-- BEGIN --
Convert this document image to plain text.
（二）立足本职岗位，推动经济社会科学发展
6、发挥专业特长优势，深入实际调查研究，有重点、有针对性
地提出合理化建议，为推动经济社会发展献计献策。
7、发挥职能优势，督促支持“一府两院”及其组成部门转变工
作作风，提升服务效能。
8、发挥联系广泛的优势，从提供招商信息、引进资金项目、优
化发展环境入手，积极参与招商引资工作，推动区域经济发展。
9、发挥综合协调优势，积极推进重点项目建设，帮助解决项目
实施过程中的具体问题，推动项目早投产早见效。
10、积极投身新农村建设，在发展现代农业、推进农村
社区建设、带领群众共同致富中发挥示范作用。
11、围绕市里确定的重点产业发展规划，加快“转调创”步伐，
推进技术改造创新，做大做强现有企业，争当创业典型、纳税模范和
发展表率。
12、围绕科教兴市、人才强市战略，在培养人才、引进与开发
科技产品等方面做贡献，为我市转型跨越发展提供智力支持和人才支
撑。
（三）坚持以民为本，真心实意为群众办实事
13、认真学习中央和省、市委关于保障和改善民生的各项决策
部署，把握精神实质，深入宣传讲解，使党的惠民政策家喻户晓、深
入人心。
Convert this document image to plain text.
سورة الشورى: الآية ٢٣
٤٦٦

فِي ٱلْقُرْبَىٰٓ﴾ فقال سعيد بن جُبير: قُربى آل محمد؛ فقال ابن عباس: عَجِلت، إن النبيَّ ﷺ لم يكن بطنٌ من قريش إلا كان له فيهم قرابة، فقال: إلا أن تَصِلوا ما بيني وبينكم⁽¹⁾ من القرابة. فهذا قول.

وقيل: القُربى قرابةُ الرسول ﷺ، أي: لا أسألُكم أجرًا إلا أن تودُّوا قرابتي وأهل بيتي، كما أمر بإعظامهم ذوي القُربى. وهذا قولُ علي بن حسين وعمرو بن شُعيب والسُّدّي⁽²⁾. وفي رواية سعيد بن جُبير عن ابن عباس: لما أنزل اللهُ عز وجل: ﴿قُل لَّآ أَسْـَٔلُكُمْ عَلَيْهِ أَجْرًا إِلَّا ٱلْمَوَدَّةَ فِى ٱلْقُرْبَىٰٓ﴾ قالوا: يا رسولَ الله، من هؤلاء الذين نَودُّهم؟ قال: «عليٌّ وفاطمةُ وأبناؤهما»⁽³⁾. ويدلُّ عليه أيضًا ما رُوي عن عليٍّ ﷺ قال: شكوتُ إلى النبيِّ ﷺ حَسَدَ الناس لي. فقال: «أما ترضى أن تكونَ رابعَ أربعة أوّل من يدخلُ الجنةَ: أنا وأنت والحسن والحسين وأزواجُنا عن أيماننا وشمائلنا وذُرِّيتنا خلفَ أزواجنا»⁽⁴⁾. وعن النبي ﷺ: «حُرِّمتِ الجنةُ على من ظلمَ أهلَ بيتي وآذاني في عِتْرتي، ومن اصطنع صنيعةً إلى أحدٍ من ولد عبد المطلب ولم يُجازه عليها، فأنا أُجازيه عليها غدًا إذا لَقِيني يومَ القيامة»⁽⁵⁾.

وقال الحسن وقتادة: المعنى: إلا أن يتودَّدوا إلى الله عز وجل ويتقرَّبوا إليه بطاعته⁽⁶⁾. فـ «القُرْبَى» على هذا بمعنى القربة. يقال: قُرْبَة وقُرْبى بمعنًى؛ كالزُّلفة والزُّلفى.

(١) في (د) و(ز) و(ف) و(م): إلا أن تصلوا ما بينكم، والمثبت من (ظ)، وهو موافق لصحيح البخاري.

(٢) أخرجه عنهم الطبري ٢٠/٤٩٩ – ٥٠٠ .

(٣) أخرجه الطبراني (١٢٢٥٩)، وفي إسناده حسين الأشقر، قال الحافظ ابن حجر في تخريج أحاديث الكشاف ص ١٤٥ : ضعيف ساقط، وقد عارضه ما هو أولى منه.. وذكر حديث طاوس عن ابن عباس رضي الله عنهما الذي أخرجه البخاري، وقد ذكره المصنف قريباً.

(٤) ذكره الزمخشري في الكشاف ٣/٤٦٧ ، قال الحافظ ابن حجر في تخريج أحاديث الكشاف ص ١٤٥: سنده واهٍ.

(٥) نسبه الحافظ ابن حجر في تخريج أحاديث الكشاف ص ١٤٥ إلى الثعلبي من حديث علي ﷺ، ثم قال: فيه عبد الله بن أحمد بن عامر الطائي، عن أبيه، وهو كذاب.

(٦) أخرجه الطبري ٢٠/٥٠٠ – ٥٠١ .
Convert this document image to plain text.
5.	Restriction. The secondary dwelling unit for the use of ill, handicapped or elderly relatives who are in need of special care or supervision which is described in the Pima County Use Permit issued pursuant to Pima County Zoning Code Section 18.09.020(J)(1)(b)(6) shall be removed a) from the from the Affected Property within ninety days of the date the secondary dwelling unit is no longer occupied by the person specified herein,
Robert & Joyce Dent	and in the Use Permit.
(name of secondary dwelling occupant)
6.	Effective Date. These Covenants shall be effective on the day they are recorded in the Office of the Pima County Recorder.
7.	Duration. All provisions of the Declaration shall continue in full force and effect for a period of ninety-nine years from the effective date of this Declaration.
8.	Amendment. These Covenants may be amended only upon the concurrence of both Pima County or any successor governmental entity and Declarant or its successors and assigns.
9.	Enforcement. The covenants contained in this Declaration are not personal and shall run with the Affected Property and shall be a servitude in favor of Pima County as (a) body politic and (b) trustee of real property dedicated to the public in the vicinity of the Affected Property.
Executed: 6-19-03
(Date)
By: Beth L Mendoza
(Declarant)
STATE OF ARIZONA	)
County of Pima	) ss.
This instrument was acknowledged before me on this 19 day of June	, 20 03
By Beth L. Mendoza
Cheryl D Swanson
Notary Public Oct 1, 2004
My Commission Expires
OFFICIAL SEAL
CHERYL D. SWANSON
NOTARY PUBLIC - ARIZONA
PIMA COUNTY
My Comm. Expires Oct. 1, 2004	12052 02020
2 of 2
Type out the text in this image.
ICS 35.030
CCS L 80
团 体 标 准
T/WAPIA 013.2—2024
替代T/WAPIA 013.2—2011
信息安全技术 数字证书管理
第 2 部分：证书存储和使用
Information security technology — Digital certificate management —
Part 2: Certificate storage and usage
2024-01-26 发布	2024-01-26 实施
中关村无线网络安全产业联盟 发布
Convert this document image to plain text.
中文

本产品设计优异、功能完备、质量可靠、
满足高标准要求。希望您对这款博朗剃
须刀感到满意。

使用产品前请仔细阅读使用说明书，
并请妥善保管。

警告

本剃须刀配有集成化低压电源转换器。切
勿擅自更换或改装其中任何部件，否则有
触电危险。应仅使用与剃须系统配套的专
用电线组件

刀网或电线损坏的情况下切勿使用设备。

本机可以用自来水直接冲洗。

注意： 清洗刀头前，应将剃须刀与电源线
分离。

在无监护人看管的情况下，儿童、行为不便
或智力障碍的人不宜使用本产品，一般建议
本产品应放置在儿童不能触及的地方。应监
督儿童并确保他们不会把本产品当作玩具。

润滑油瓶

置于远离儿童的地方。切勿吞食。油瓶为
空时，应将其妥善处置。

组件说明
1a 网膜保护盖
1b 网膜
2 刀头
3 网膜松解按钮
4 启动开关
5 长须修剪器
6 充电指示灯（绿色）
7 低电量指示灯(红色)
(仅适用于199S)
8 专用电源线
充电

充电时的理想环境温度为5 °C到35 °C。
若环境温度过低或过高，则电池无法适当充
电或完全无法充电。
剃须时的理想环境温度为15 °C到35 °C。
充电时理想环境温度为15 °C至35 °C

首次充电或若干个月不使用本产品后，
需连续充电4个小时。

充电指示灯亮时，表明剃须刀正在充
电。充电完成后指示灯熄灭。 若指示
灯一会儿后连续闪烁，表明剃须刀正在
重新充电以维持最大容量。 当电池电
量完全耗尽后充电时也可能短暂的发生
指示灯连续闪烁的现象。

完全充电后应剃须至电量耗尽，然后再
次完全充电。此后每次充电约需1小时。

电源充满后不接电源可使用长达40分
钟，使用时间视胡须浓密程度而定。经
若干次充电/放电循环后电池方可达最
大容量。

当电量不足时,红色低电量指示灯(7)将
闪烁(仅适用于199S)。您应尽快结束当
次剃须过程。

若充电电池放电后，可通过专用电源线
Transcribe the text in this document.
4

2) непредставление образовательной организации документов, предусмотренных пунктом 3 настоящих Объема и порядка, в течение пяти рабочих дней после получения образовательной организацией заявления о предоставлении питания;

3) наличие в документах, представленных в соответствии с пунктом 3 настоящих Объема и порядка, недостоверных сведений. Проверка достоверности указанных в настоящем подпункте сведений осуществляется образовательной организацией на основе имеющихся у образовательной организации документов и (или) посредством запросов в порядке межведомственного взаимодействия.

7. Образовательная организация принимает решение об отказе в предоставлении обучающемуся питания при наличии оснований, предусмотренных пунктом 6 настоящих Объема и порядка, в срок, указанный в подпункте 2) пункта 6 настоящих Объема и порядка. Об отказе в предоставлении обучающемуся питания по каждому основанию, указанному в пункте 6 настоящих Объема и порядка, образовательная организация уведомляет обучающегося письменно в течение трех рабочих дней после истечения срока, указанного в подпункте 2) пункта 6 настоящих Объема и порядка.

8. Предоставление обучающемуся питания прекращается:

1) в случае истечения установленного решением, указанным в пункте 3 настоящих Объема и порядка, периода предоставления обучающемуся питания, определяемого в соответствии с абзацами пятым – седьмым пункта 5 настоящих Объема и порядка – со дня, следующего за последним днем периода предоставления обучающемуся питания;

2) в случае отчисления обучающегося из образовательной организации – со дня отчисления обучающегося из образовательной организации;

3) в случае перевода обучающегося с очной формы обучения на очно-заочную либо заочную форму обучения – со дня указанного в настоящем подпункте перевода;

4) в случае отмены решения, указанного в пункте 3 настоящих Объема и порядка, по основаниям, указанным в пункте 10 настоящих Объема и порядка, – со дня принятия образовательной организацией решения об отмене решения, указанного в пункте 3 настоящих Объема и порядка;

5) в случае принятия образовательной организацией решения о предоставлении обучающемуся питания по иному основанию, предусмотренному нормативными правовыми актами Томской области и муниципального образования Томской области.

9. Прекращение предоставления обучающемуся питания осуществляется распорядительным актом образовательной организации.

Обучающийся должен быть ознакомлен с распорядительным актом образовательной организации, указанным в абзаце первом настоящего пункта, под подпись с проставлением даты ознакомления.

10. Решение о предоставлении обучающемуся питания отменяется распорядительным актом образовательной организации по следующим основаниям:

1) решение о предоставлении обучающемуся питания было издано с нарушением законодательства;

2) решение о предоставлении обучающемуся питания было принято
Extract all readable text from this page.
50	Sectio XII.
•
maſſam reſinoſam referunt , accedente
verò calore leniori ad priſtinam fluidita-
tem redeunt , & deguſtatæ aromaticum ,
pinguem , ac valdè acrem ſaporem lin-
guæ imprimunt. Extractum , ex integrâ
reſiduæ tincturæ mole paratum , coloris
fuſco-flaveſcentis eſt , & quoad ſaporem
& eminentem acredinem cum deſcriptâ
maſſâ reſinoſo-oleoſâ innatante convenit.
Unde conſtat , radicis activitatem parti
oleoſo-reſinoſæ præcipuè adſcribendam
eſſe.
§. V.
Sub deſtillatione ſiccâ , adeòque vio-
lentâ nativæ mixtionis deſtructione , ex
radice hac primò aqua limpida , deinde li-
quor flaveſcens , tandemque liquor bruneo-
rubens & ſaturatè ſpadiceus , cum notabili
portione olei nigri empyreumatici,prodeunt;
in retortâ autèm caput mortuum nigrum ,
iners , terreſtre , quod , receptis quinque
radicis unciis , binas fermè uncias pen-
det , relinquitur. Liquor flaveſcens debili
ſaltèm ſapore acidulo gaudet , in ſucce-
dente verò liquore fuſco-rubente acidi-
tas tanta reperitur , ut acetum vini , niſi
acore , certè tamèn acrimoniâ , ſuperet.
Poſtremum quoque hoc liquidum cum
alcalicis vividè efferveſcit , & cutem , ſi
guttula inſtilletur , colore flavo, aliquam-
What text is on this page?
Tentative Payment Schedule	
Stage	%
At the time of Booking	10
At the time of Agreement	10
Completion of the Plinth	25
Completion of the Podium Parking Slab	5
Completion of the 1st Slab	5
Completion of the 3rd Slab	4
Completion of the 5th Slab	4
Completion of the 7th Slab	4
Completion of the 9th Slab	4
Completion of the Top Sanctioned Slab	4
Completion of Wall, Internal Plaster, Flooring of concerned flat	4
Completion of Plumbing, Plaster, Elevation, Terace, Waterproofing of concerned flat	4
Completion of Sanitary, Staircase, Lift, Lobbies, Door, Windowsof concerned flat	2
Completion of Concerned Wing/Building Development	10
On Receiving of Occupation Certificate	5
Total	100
-- END --
*Task to complete*. Gather each line that holds "ninety".

*Output for this task*.
5.	Restriction. The secondary dwelling unit for the use of ill, handicapped or elderly relatives who are in need of special care or supervision which is described in the Pima County Use Permit issued pursuant to Pima County Zoning Code Section 18.09.020(J)(1)(b)(6) shall be removed a) from the from the Affected Property within ninety days of the date the secondary dwelling unit is no longer occupied by the person specified herein,
7.	Duration. All provisions of the Declaration shall continue in full force and effect for a period of ninety-nine years from the effective date of this Declaration.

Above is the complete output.